# [INSTRUCTIONS TO FOLLOW]
Copy the data word for word, keeping every line.
╭─ DATA FOR THIS TASK
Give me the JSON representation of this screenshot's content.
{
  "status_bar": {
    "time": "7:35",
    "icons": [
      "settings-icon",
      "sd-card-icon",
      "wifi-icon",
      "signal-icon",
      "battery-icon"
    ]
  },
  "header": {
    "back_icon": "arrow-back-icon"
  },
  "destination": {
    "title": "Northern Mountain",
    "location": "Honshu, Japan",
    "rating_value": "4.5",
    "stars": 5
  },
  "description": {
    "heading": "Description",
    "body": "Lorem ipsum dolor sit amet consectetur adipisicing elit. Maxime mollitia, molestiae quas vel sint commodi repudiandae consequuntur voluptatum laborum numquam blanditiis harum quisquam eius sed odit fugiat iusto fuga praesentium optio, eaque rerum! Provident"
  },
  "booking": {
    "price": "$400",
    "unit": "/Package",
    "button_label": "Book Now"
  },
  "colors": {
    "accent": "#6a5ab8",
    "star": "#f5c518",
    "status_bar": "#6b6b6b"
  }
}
╰─
# [COMPLETED TASK]
Give me the JSON representation of this screenshot's content.
{
  "status_bar": {
    "time": "7:35",
    "icons": [
      "settings-icon",
      "sd-card-icon",
      "wifi-icon",
      "signal-icon",
      "battery-icon"
    ]
  },
  "header": {
    "back_icon": "arrow-back-icon"
  },
  "destination": {
    "title": "Northern Mountain",
    "location": "Honshu, Japan",
    "rating_value": "4.5",
    "stars": 5
  },
  "description": {
    "heading": "Description",
    "body": "Lorem ipsum dolor sit amet consectetur adipisicing elit. Maxime mollitia, molestiae quas vel sint commodi repudiandae consequuntur voluptatum laborum numquam blanditiis harum quisquam eius sed odit fugiat iusto fuga praesentium optio, eaque rerum! Provident"
  },
  "booking": {
    "price": "$400",
    "unit": "/Package",
    "button_label": "Book Now"
  },
  "colors": {
    "accent": "#6a5ab8",
    "star": "#f5c518",
    "status_bar": "#6b6b6b"
  }
}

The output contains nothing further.